Directive. All of the data needs to be repeated exactly.

Dataset entries on figures:
* Start *

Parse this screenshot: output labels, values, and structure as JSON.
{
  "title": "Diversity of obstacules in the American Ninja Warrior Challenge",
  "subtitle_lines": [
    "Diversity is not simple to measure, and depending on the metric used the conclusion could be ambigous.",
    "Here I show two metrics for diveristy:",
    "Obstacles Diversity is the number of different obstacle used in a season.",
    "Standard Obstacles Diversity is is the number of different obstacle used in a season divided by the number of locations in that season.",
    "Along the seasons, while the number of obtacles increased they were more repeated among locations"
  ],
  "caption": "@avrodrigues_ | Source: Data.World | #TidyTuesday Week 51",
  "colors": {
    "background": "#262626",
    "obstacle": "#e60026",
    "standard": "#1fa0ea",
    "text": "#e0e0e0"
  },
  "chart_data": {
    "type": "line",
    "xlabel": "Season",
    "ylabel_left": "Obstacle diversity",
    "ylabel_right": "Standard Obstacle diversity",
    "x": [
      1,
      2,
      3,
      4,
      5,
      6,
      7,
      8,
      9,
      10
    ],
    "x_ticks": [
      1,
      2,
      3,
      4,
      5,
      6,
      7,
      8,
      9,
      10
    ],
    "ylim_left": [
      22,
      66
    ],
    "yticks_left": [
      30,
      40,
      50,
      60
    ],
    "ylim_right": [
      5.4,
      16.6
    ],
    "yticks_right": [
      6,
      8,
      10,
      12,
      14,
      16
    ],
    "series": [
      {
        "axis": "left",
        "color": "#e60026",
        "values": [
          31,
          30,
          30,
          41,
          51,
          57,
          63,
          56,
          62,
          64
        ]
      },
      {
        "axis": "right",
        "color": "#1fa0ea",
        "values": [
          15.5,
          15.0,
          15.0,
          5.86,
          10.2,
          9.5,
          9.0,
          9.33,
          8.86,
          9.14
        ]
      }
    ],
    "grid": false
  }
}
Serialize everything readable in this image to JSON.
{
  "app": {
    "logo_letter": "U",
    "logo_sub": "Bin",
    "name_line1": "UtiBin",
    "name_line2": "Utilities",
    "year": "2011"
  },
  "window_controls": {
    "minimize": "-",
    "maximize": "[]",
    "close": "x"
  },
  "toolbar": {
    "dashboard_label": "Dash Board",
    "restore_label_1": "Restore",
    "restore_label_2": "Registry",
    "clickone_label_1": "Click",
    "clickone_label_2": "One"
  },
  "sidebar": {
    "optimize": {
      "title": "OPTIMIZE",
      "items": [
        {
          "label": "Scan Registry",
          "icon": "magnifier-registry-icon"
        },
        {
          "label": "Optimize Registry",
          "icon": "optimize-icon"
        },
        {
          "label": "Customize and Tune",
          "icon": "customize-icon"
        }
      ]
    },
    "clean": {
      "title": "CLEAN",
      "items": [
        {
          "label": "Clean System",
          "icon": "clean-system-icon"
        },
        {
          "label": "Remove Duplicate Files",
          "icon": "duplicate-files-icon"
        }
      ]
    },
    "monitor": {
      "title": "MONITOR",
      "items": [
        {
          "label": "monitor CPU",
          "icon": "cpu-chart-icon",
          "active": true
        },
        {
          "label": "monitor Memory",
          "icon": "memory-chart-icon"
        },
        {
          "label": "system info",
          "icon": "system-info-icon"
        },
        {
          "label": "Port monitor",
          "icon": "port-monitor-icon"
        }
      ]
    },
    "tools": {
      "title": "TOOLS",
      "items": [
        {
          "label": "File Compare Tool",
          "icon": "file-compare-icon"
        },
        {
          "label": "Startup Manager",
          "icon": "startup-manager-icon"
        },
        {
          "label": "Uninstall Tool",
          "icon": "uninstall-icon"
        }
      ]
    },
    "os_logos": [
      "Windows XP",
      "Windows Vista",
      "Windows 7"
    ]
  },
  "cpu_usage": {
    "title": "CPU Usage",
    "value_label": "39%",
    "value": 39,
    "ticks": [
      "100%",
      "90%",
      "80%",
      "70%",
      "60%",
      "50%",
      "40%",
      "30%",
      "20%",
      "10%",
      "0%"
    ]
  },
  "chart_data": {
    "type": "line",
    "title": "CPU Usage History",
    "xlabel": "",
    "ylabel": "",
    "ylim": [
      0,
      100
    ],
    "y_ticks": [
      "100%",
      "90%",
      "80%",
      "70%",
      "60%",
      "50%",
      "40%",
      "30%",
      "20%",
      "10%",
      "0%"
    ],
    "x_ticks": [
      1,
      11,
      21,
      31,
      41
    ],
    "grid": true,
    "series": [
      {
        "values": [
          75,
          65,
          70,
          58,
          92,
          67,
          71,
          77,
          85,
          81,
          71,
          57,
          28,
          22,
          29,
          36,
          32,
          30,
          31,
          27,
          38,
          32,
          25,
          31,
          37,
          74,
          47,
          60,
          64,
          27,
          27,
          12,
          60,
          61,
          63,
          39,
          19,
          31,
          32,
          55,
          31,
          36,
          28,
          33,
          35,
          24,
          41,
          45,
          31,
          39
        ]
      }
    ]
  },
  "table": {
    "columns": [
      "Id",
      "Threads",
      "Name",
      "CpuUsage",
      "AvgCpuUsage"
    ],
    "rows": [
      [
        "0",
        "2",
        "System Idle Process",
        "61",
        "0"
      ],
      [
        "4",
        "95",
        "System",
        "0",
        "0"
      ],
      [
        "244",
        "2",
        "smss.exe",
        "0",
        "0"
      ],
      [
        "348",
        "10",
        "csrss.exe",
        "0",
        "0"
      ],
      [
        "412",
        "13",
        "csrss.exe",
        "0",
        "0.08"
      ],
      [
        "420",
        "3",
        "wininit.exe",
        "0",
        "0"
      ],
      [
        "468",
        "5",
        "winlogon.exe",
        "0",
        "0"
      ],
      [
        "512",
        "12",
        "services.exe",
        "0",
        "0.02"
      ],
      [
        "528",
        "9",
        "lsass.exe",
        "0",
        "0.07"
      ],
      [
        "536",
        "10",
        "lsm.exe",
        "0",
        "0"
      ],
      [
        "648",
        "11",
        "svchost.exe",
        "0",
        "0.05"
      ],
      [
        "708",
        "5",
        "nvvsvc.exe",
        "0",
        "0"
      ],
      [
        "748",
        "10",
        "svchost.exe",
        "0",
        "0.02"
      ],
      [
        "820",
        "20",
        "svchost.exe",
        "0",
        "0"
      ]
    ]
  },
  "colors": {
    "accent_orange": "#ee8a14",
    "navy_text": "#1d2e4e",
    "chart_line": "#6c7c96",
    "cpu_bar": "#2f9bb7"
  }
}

* End *

Finished answer.
Parse this screenshot: output labels, values, and structure as JSON.
{
  "title": "Diversity of obstacules in the American Ninja Warrior Challenge",
  "subtitle_lines": [
    "Diversity is not simple to measure, and depending on the metric used the conclusion could be ambigous.",
    "Here I show two metrics for diveristy:",
    "Obstacles Diversity is the number of different obstacle used in a season.",
    "Standard Obstacles Diversity is is the number of different obstacle used in a season divided by the number of locations in that season.",
    "Along the seasons, while the number of obtacles increased they were more repeated among locations"
  ],
  "caption": "@avrodrigues_ | Source: Data.World | #TidyTuesday Week 51",
  "colors": {
    "background": "#262626",
    "obstacle": "#e60026",
    "standard": "#1fa0ea",
    "text": "#e0e0e0"
  },
  "chart_data": {
    "type": "line",
    "xlabel": "Season",
    "ylabel_left": "Obstacle diversity",
    "ylabel_right": "Standard Obstacle diversity",
    "x": [
      1,
      2,
      3,
      4,
      5,
      6,
      7,
      8,
      9,
      10
    ],
    "x_ticks": [
      1,
      2,
      3,
      4,
      5,
      6,
      7,
      8,
      9,
      10
    ],
    "ylim_left": [
      22,
      66
    ],
    "yticks_left": [
      30,
      40,
      50,
      60
    ],
    "ylim_right": [
      5.4,
      16.6
    ],
    "yticks_right": [
      6,
      8,
      10,
      12,
      14,
      16
    ],
    "series": [
      {
        "axis": "left",
        "color": "#e60026",
        "values": [
          31,
          30,
          30,
          41,
          51,
          57,
          63,
          56,
          62,
          64
        ]
      },
      {
        "axis": "right",
        "color": "#1fa0ea",
        "values": [
          15.5,
          15.0,
          15.0,
          5.86,
          10.2,
          9.5,
          9.0,
          9.33,
          8.86,
          9.14
        ]
      }
    ],
    "grid": false
  }
}
Serialize everything readable in this image to JSON.
{
  "app": {
    "logo_letter": "U",
    "logo_sub": "Bin",
    "name_line1": "UtiBin",
    "name_line2": "Utilities",
    "year": "2011"
  },
  "window_controls": {
    "minimize": "-",
    "maximize": "[]",
    "close": "x"
  },
  "toolbar": {
    "dashboard_label": "Dash Board",
    "restore_label_1": "Restore",
    "restore_label_2": "Registry",
    "clickone_label_1": "Click",
    "clickone_label_2": "One"
  },
  "sidebar": {
    "optimize": {
      "title": "OPTIMIZE",
      "items": [
        {
          "label": "Scan Registry",
          "icon": "magnifier-registry-icon"
        },
        {
          "label": "Optimize Registry",
          "icon": "optimize-icon"
        },
        {
          "label": "Customize and Tune",
          "icon": "customize-icon"
        }
      ]
    },
    "clean": {
      "title": "CLEAN",
      "items": [
        {
          "label": "Clean System",
          "icon": "clean-system-icon"
        },
        {
          "label": "Remove Duplicate Files",
          "icon": "duplicate-files-icon"
        }
      ]
    },
    "monitor": {
      "title": "MONITOR",
      "items": [
        {
          "label": "monitor CPU",
          "icon": "cpu-chart-icon",
          "active": true
        },
        {
          "label": "monitor Memory",
          "icon": "memory-chart-icon"
        },
        {
          "label": "system info",
          "icon": "system-info-icon"
        },
        {
          "label": "Port monitor",
          "icon": "port-monitor-icon"
        }
      ]
    },
    "tools": {
      "title": "TOOLS",
      "items": [
        {
          "label": "File Compare Tool",
          "icon": "file-compare-icon"
        },
        {
          "label": "Startup Manager",
          "icon": "startup-manager-icon"
        },
        {
          "label": "Uninstall Tool",
          "icon": "uninstall-icon"
        }
      ]
    },
    "os_logos": [
      "Windows XP",
      "Windows Vista",
      "Windows 7"
    ]
  },
  "cpu_usage": {
    "title": "CPU Usage",
    "value_label": "39%",
    "value": 39,
    "ticks": [
      "100%",
      "90%",
      "80%",
      "70%",
      "60%",
      "50%",
      "40%",
      "30%",
      "20%",
      "10%",
      "0%"
    ]
  },
  "chart_data": {
    "type": "line",
    "title": "CPU Usage History",
    "xlabel": "",
    "ylabel": "",
    "ylim": [
      0,
      100
    ],
    "y_ticks": [
      "100%",
      "90%",
      "80%",
      "70%",
      "60%",
      "50%",
      "40%",
      "30%",
      "20%",
      "10%",
      "0%"
    ],
    "x_ticks": [
      1,
      11,
      21,
      31,
      41
    ],
    "grid": true,
    "series": [
      {
        "values": [
          75,
          65,
          70,
          58,
          92,
          67,
          71,
          77,
          85,
          81,
          71,
          57,
          28,
          22,
          29,
          36,
          32,
          30,
          31,
          27,
          38,
          32,
          25,
          31,
          37,
          74,
          47,
          60,
          64,
          27,
          27,
          12,
          60,
          61,
          63,
          39,
          19,
          31,
          32,
          55,
          31,
          36,
          28,
          33,
          35,
          24,
          41,
          45,
          31,
          39
        ]
      }
    ]
  },
  "table": {
    "columns": [
      "Id",
      "Threads",
      "Name",
      "CpuUsage",
      "AvgCpuUsage"
    ],
    "rows": [
      [
        "0",
        "2",
        "System Idle Process",
        "61",
        "0"
      ],
      [
        "4",
        "95",
        "System",
        "0",
        "0"
      ],
      [
        "244",
        "2",
        "smss.exe",
        "0",
        "0"
      ],
      [
        "348",
        "10",
        "csrss.exe",
        "0",
        "0"
      ],
      [
        "412",
        "13",
        "csrss.exe",
        "0",
        "0.08"
      ],
      [
        "420",
        "3",
        "wininit.exe",
        "0",
        "0"
      ],
      [
        "468",
        "5",
        "winlogon.exe",
        "0",
        "0"
      ],
      [
        "512",
        "12",
        "services.exe",
        "0",
        "0.02"
      ],
      [
        "528",
        "9",
        "lsass.exe",
        "0",
        "0.07"
      ],
      [
        "536",
        "10",
        "lsm.exe",
        "0",
        "0"
      ],
      [
        "648",
        "11",
        "svchost.exe",
        "0",
        "0.05"
      ],
      [
        "708",
        "5",
        "nvvsvc.exe",
        "0",
        "0"
      ],
      [
        "748",
        "10",
        "svchost.exe",
        "0",
        "0.02"
      ],
      [
        "820",
        "20",
        "svchost.exe",
        "0",
        "0"
      ]
    ]
  },
  "colors": {
    "accent_orange": "#ee8a14",
    "navy_text": "#1d2e4e",
    "chart_line": "#6c7c96",
    "cpu_bar": "#2f9bb7"
  }
}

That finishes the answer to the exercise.